WHAT NEEDS TO BE DONE> Repeat the entries below exactly as they appear, with no pictures.

Dataset rows about figures>
----
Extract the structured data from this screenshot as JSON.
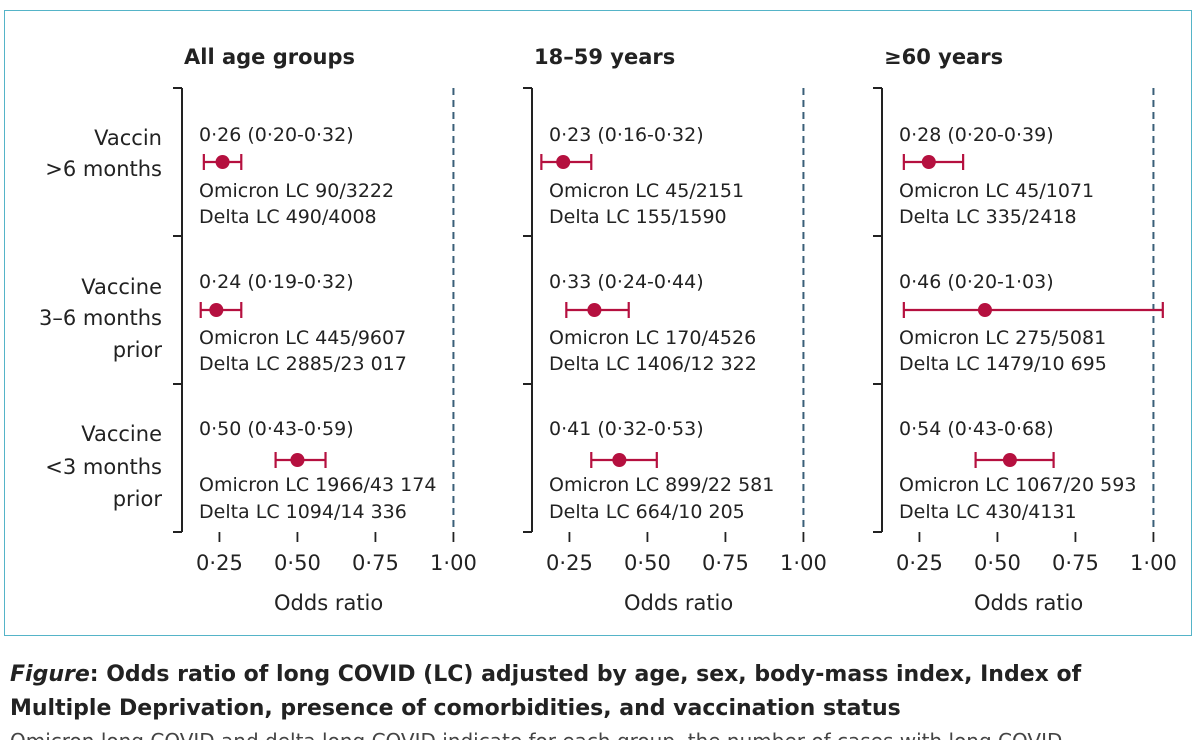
{
  "chart_data": {
    "type": "forest",
    "xlabel": "Odds ratio",
    "xticks": [
      "0·25",
      "0·50",
      "0·75",
      "1·00"
    ],
    "xtick_values": [
      0.25,
      0.5,
      0.75,
      1.0
    ],
    "xlim": [
      0.13,
      1.07
    ],
    "reference_line": 1.0,
    "row_labels": [
      [
        "Vaccin",
        ">6 months"
      ],
      [
        "Vaccine",
        "3–6 months",
        "prior"
      ],
      [
        "Vaccine",
        "<3 months",
        "prior"
      ]
    ],
    "panels": [
      {
        "title": "All age groups",
        "rows": [
          {
            "or": 0.26,
            "lo": 0.2,
            "hi": 0.32,
            "or_text": "0·26 (0·20-0·32)",
            "omicron": "Omicron LC 90/3222",
            "delta": "Delta LC 490/4008"
          },
          {
            "or": 0.24,
            "lo": 0.19,
            "hi": 0.32,
            "or_text": "0·24 (0·19-0·32)",
            "omicron": "Omicron LC 445/9607",
            "delta": "Delta LC 2885/23 017"
          },
          {
            "or": 0.5,
            "lo": 0.43,
            "hi": 0.59,
            "or_text": "0·50 (0·43-0·59)",
            "omicron": "Omicron LC 1966/43 174",
            "delta": "Delta LC 1094/14 336"
          }
        ]
      },
      {
        "title": "18–59 years",
        "rows": [
          {
            "or": 0.23,
            "lo": 0.16,
            "hi": 0.32,
            "or_text": "0·23 (0·16-0·32)",
            "omicron": "Omicron LC 45/2151",
            "delta": "Delta LC 155/1590"
          },
          {
            "or": 0.33,
            "lo": 0.24,
            "hi": 0.44,
            "or_text": "0·33 (0·24-0·44)",
            "omicron": "Omicron LC 170/4526",
            "delta": "Delta LC 1406/12 322"
          },
          {
            "or": 0.41,
            "lo": 0.32,
            "hi": 0.53,
            "or_text": "0·41 (0·32-0·53)",
            "omicron": "Omicron LC 899/22 581",
            "delta": "Delta LC 664/10 205"
          }
        ]
      },
      {
        "title": "≥60 years",
        "rows": [
          {
            "or": 0.28,
            "lo": 0.2,
            "hi": 0.39,
            "or_text": "0·28 (0·20-0·39)",
            "omicron": "Omicron LC 45/1071",
            "delta": "Delta LC 335/2418"
          },
          {
            "or": 0.46,
            "lo": 0.2,
            "hi": 1.03,
            "or_text": "0·46 (0·20-1·03)",
            "omicron": "Omicron LC 275/5081",
            "delta": "Delta LC 1479/10 695"
          },
          {
            "or": 0.54,
            "lo": 0.43,
            "hi": 0.68,
            "or_text": "0·54 (0·43-0·68)",
            "omicron": "Omicron LC 1067/20 593",
            "delta": "Delta LC 430/4131"
          }
        ]
      }
    ]
  },
  "colors": {
    "marker": "#b5103f",
    "axis": "#222222",
    "reference": "#3a5f78",
    "frame": "#55b4c8"
  },
  "caption": {
    "lead": "Figure",
    "text": ": Odds ratio of long COVID (LC) adjusted by age, sex, body-mass index, Index of Multiple Deprivation, presence of comorbidities, and vaccination status",
    "cut_line": "Omicron long COVID and delta long COVID indicate for each group, the number of cases with long COVID"
  }
}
----
TASK OUTPUT>
Extract the structured data from this screenshot as JSON.
{
  "chart_data": {
    "type": "forest",
    "xlabel": "Odds ratio",
    "xticks": [
      "0·25",
      "0·50",
      "0·75",
      "1·00"
    ],
    "xtick_values": [
      0.25,
      0.5,
      0.75,
      1.0
    ],
    "xlim": [
      0.13,
      1.07
    ],
    "reference_line": 1.0,
    "row_labels": [
      [
        "Vaccin",
        ">6 months"
      ],
      [
        "Vaccine",
        "3–6 months",
        "prior"
      ],
      [
        "Vaccine",
        "<3 months",
        "prior"
      ]
    ],
    "panels": [
      {
        "title": "All age groups",
        "rows": [
          {
            "or": 0.26,
            "lo": 0.2,
            "hi": 0.32,
            "or_text": "0·26 (0·20-0·32)",
            "omicron": "Omicron LC 90/3222",
            "delta": "Delta LC 490/4008"
          },
          {
            "or": 0.24,
            "lo": 0.19,
            "hi": 0.32,
            "or_text": "0·24 (0·19-0·32)",
            "omicron": "Omicron LC 445/9607",
            "delta": "Delta LC 2885/23 017"
          },
          {
            "or": 0.5,
            "lo": 0.43,
            "hi": 0.59,
            "or_text": "0·50 (0·43-0·59)",
            "omicron": "Omicron LC 1966/43 174",
            "delta": "Delta LC 1094/14 336"
          }
        ]
      },
      {
        "title": "18–59 years",
        "rows": [
          {
            "or": 0.23,
            "lo": 0.16,
            "hi": 0.32,
            "or_text": "0·23 (0·16-0·32)",
            "omicron": "Omicron LC 45/2151",
            "delta": "Delta LC 155/1590"
          },
          {
            "or": 0.33,
            "lo": 0.24,
            "hi": 0.44,
            "or_text": "0·33 (0·24-0·44)",
            "omicron": "Omicron LC 170/4526",
            "delta": "Delta LC 1406/12 322"
          },
          {
            "or": 0.41,
            "lo": 0.32,
            "hi": 0.53,
            "or_text": "0·41 (0·32-0·53)",
            "omicron": "Omicron LC 899/22 581",
            "delta": "Delta LC 664/10 205"
          }
        ]
      },
      {
        "title": "≥60 years",
        "rows": [
          {
            "or": 0.28,
            "lo": 0.2,
            "hi": 0.39,
            "or_text": "0·28 (0·20-0·39)",
            "omicron": "Omicron LC 45/1071",
            "delta": "Delta LC 335/2418"
          },
          {
            "or": 0.46,
            "lo": 0.2,
            "hi": 1.03,
            "or_text": "0·46 (0·20-1·03)",
            "omicron": "Omicron LC 275/5081",
            "delta": "Delta LC 1479/10 695"
          },
          {
            "or": 0.54,
            "lo": 0.43,
            "hi": 0.68,
            "or_text": "0·54 (0·43-0·68)",
            "omicron": "Omicron LC 1067/20 593",
            "delta": "Delta LC 430/4131"
          }
        ]
      }
    ]
  },
  "colors": {
    "marker": "#b5103f",
    "axis": "#222222",
    "reference": "#3a5f78",
    "frame": "#55b4c8"
  },
  "caption": {
    "lead": "Figure",
    "text": ": Odds ratio of long COVID (LC) adjusted by age, sex, body-mass index, Index of Multiple Deprivation, presence of comorbidities, and vaccination status",
    "cut_line": "Omicron long COVID and delta long COVID indicate for each group, the number of cases with long COVID"
  }
}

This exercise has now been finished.